**Directive:** Pictures do not belong in the copy, so please give every entry below again exactly.

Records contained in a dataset
===============

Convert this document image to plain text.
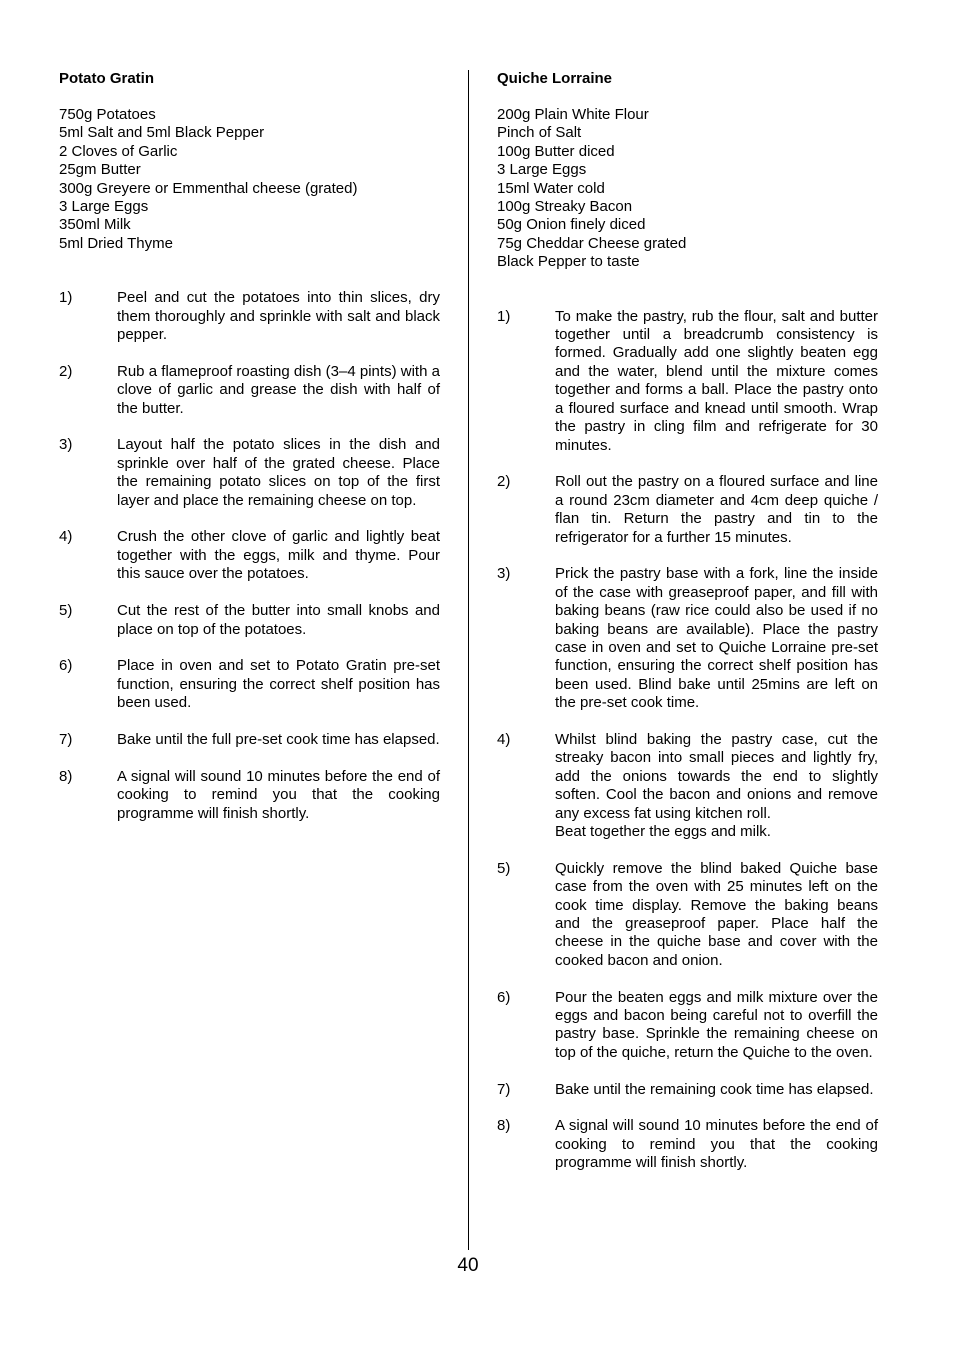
Potato Gratin
750g Potatoes
5ml Salt and 5ml Black Pepper
2 Cloves of Garlic
25gm Butter
300g Greyere or Emmenthal cheese (grated)
3 Large Eggs
350ml Milk
5ml Dried Thyme
1)	Peel and cut the potatoes into thin slices, dry them thoroughly and sprinkle with salt and black pepper.
2)	Rub a flameproof roasting dish (3–4 pints) with a clove of garlic and grease the dish with half of the butter.
3)	Layout half the potato slices in the dish and sprinkle over half of the grated cheese. Place the remaining potato slices on top of the first layer and place the remaining cheese on top.
4)	Crush the other clove of garlic and lightly beat together with the eggs, milk and thyme. Pour this sauce over the potatoes.
5)	Cut the rest of the butter into small knobs and place on top of the potatoes.
6)	Place in oven and set to Potato Gratin pre-set function, ensuring the correct shelf position has been used.
7)	Bake until the full pre-set cook time has elapsed.
8)	A signal will sound 10 minutes before the end of cooking to remind you that the cooking programme will finish shortly.
Quiche Lorraine
200g Plain White Flour
Pinch of Salt
100g Butter diced
3 Large Eggs
15ml Water cold
100g Streaky Bacon
50g Onion finely diced
75g Cheddar Cheese grated
Black Pepper to taste
1)	To make the pastry, rub the flour, salt and butter together until a breadcrumb consistency is formed. Gradually add one slightly beaten egg and the water, blend until the mixture comes together and forms a ball. Place the pastry onto a floured surface and knead until smooth. Wrap the pastry in cling film and refrigerate for 30 minutes.
2)	Roll out the pastry on a floured surface and line a round 23cm diameter and 4cm deep quiche / flan tin. Return the pastry and tin to the refrigerator for a further 15 minutes.
3)	Prick the pastry base with a fork, line the inside of the case with greaseproof paper, and fill with baking beans (raw rice could also be used if no baking beans are available). Place the pastry case in oven and set to Quiche Lorraine pre-set function, ensuring the correct shelf position has been used. Blind bake until 25mins are left on the pre-set cook time.
4)	Whilst blind baking the pastry case, cut the streaky bacon into small pieces and lightly fry, add the onions towards the end to slightly soften. Cool the bacon and onions and remove any excess fat using kitchen roll.
Beat together the eggs and milk.
5)	Quickly remove the blind baked Quiche base case from the oven with 25 minutes left on the cook time display. Remove the baking beans and the greaseproof paper. Place half the cheese in the quiche base and cover with the cooked bacon and onion.
6)	Pour the beaten eggs and milk mixture over the eggs and bacon being careful not to overfill the pastry base. Sprinkle the remaining cheese on top of the quiche, return the Quiche to the oven.
7)	Bake until the remaining cook time has elapsed.
8)	A signal will sound 10 minutes before the end of cooking to remind you that the cooking programme will finish shortly.
40
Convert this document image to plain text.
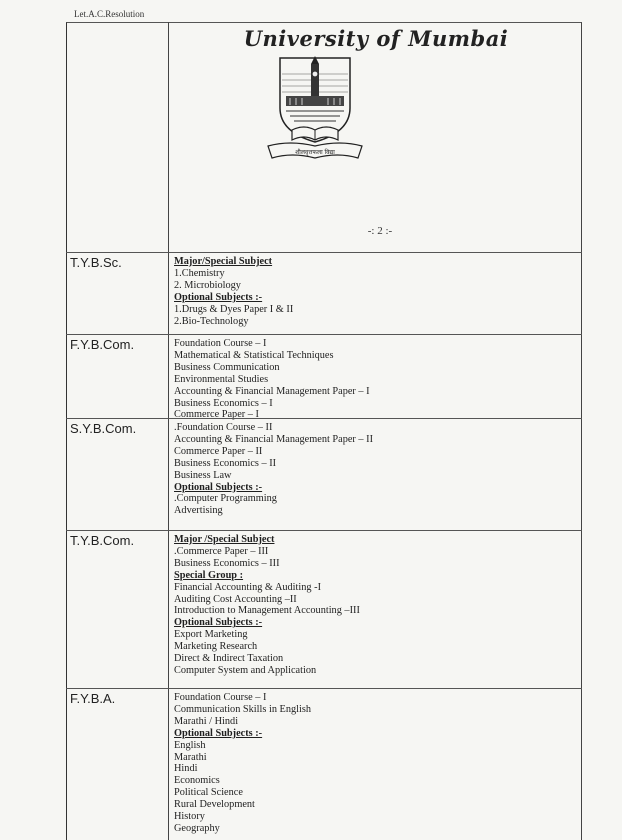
Let.A.C.Resolution
University of Mumbai
शीलवृत्तफला विद्या
-: 2 :-
T.Y.B.Sc.	Major/Special Subject
1.Chemistry
2. Microbiology
Optional Subjects :-
1.Drugs & Dyes Paper I & II
2.Bio-Technology
F.Y.B.Com.	Foundation Course – I
Mathematical & Statistical Techniques
Business Communication
Environmental Studies
Accounting & Financial Management Paper – I
Business Economics – I
Commerce Paper – I
S.Y.B.Com.	.Foundation Course – II
Accounting & Financial Management Paper – II
Commerce Paper – II
Business Economics – II
Business Law
Optional Subjects :-
.Computer Programming
Advertising
T.Y.B.Com.	Major /Special Subject
.Commerce Paper – III
Business Economics – III
Special Group :
Financial Accounting & Auditing -I
Auditing Cost Accounting –II
Introduction to Management Accounting –III
Optional Subjects :-
Export Marketing
Marketing Research
Direct & Indirect Taxation
Computer System and Application
F.Y.B.A.	Foundation Course – I
Communication Skills in English
Marathi / Hindi
Optional Subjects :-
English
Marathi
Hindi
Economics
Political Science
Rural Development
History
Geography
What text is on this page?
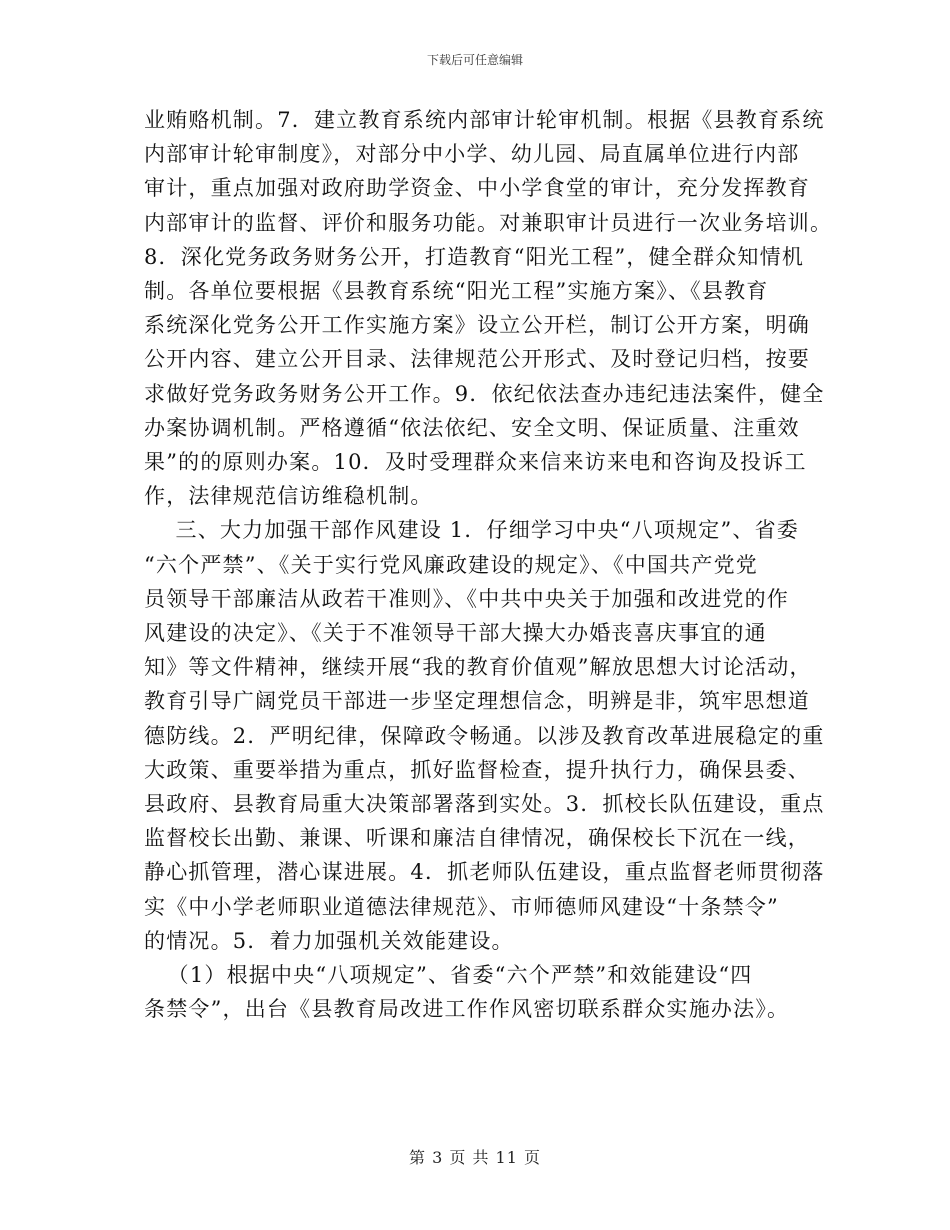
下载后可任意编辑

业贿赂机制。7．建立教育系统内部审计轮审机制。根据《县教育系统

内部审计轮审制度》，对部分中小学、幼儿园、局直属单位进行内部

审计，重点加强对政府助学资金、中小学食堂的审计，充分发挥教育

内部审计的监督、评价和服务功能。对兼职审计员进行一次业务培训。

8．深化党务政务财务公开，打造教育“阳光工程”，健全群众知情机

制。各单位要根据《县教育系统“阳光工程”实施方案》、《县教育

系统深化党务公开工作实施方案》设立公开栏，制订公开方案，明确

公开内容、建立公开目录、法律规范公开形式、及时登记归档，按要

求做好党务政务财务公开工作。9．依纪依法查办违纪违法案件，健全

办案协调机制。严格遵循“依法依纪、安全文明、保证质量、注重效

果”的的原则办案。10．及时受理群众来信来访来电和咨询及投诉工

作，法律规范信访维稳机制。

三、大力加强干部作风建设 1．仔细学习中央“八项规定”、省委

“六个严禁”、《关于实行党风廉政建设的规定》、《中国共产党党

员领导干部廉洁从政若干准则》、《中共中央关于加强和改进党的作

风建设的决定》、《关于不准领导干部大操大办婚丧喜庆事宜的通

知》等文件精神，继续开展“我的教育价值观”解放思想大讨论活动，

教育引导广阔党员干部进一步坚定理想信念，明辨是非，筑牢思想道

德防线。2．严明纪律，保障政令畅通。以涉及教育改革进展稳定的重

大政策、重要举措为重点，抓好监督检查，提升执行力，确保县委、

县政府、县教育局重大决策部署落到实处。3．抓校长队伍建设，重点

监督校长出勤、兼课、听课和廉洁自律情况，确保校长下沉在一线，

静心抓管理，潜心谋进展。4．抓老师队伍建设，重点监督老师贯彻落

实《中小学老师职业道德法律规范》、市师德师风建设“十条禁令”

的情况。5．着力加强机关效能建设。

（1）根据中央“八项规定”、省委“六个严禁”和效能建设“四

条禁令”，出台《县教育局改进工作作风密切联系群众实施办法》。

第 3 页 共 11 页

===============

**Reply:**
Convert this document image to plain text.
Potato Gratin
750g Potatoes
5ml Salt and 5ml Black Pepper
2 Cloves of Garlic
25gm Butter
300g Greyere or Emmenthal cheese (grated)
3 Large Eggs
350ml Milk
5ml Dried Thyme
1)	Peel and cut the potatoes into thin slices, dry them thoroughly and sprinkle with salt and black pepper.
2)	Rub a flameproof roasting dish (3–4 pints) with a clove of garlic and grease the dish with half of the butter.
3)	Layout half the potato slices in the dish and sprinkle over half of the grated cheese. Place the remaining potato slices on top of the first layer and place the remaining cheese on top.
4)	Crush the other clove of garlic and lightly beat together with the eggs, milk and thyme. Pour this sauce over the potatoes.
5)	Cut the rest of the butter into small knobs and place on top of the potatoes.
6)	Place in oven and set to Potato Gratin pre-set function, ensuring the correct shelf position has been used.
7)	Bake until the full pre-set cook time has elapsed.
8)	A signal will sound 10 minutes before the end of cooking to remind you that the cooking programme will finish shortly.
Quiche Lorraine
200g Plain White Flour
Pinch of Salt
100g Butter diced
3 Large Eggs
15ml Water cold
100g Streaky Bacon
50g Onion finely diced
75g Cheddar Cheese grated
Black Pepper to taste
1)	To make the pastry, rub the flour, salt and butter together until a breadcrumb consistency is formed. Gradually add one slightly beaten egg and the water, blend until the mixture comes together and forms a ball. Place the pastry onto a floured surface and knead until smooth. Wrap the pastry in cling film and refrigerate for 30 minutes.
2)	Roll out the pastry on a floured surface and line a round 23cm diameter and 4cm deep quiche / flan tin. Return the pastry and tin to the refrigerator for a further 15 minutes.
3)	Prick the pastry base with a fork, line the inside of the case with greaseproof paper, and fill with baking beans (raw rice could also be used if no baking beans are available). Place the pastry case in oven and set to Quiche Lorraine pre-set function, ensuring the correct shelf position has been used. Blind bake until 25mins are left on the pre-set cook time.
4)	Whilst blind baking the pastry case, cut the streaky bacon into small pieces and lightly fry, add the onions towards the end to slightly soften. Cool the bacon and onions and remove any excess fat using kitchen roll.
Beat together the eggs and milk.
5)	Quickly remove the blind baked Quiche base case from the oven with 25 minutes left on the cook time display. Remove the baking beans and the greaseproof paper. Place half the cheese in the quiche base and cover with the cooked bacon and onion.
6)	Pour the beaten eggs and milk mixture over the eggs and bacon being careful not to overfill the pastry base. Sprinkle the remaining cheese on top of the quiche, return the Quiche to the oven.
7)	Bake until the remaining cook time has elapsed.
8)	A signal will sound 10 minutes before the end of cooking to remind you that the cooking programme will finish shortly.
40
Convert this document image to plain text.
Let.A.C.Resolution
University of Mumbai
शीलवृत्तफला विद्या
-: 2 :-
T.Y.B.Sc.	Major/Special Subject
1.Chemistry
2. Microbiology
Optional Subjects :-
1.Drugs & Dyes Paper I & II
2.Bio-Technology
F.Y.B.Com.	Foundation Course – I
Mathematical & Statistical Techniques
Business Communication
Environmental Studies
Accounting & Financial Management Paper – I
Business Economics – I
Commerce Paper – I
S.Y.B.Com.	.Foundation Course – II
Accounting & Financial Management Paper – II
Commerce Paper – II
Business Economics – II
Business Law
Optional Subjects :-
.Computer Programming
Advertising
T.Y.B.Com.	Major /Special Subject
.Commerce Paper – III
Business Economics – III
Special Group :
Financial Accounting & Auditing -I
Auditing Cost Accounting –II
Introduction to Management Accounting –III
Optional Subjects :-
Export Marketing
Marketing Research
Direct & Indirect Taxation
Computer System and Application
F.Y.B.A.	Foundation Course – I
Communication Skills in English
Marathi / Hindi
Optional Subjects :-
English
Marathi
Hindi
Economics
Political Science
Rural Development
History
Geography
What text is on this page?
下载后可任意编辑

业贿赂机制。7．建立教育系统内部审计轮审机制。根据《县教育系统

内部审计轮审制度》，对部分中小学、幼儿园、局直属单位进行内部

审计，重点加强对政府助学资金、中小学食堂的审计，充分发挥教育

内部审计的监督、评价和服务功能。对兼职审计员进行一次业务培训。

8．深化党务政务财务公开，打造教育“阳光工程”，健全群众知情机

制。各单位要根据《县教育系统“阳光工程”实施方案》、《县教育

系统深化党务公开工作实施方案》设立公开栏，制订公开方案，明确

公开内容、建立公开目录、法律规范公开形式、及时登记归档，按要

求做好党务政务财务公开工作。9．依纪依法查办违纪违法案件，健全

办案协调机制。严格遵循“依法依纪、安全文明、保证质量、注重效

果”的的原则办案。10．及时受理群众来信来访来电和咨询及投诉工

作，法律规范信访维稳机制。

三、大力加强干部作风建设 1．仔细学习中央“八项规定”、省委

“六个严禁”、《关于实行党风廉政建设的规定》、《中国共产党党

员领导干部廉洁从政若干准则》、《中共中央关于加强和改进党的作

风建设的决定》、《关于不准领导干部大操大办婚丧喜庆事宜的通

知》等文件精神，继续开展“我的教育价值观”解放思想大讨论活动，

教育引导广阔党员干部进一步坚定理想信念，明辨是非，筑牢思想道

德防线。2．严明纪律，保障政令畅通。以涉及教育改革进展稳定的重

大政策、重要举措为重点，抓好监督检查，提升执行力，确保县委、

县政府、县教育局重大决策部署落到实处。3．抓校长队伍建设，重点

监督校长出勤、兼课、听课和廉洁自律情况，确保校长下沉在一线，

静心抓管理，潜心谋进展。4．抓老师队伍建设，重点监督老师贯彻落

实《中小学老师职业道德法律规范》、市师德师风建设“十条禁令”

的情况。5．着力加强机关效能建设。

（1）根据中央“八项规定”、省委“六个严禁”和效能建设“四

条禁令”，出台《县教育局改进工作作风密切联系群众实施办法》。

第 3 页 共 11 页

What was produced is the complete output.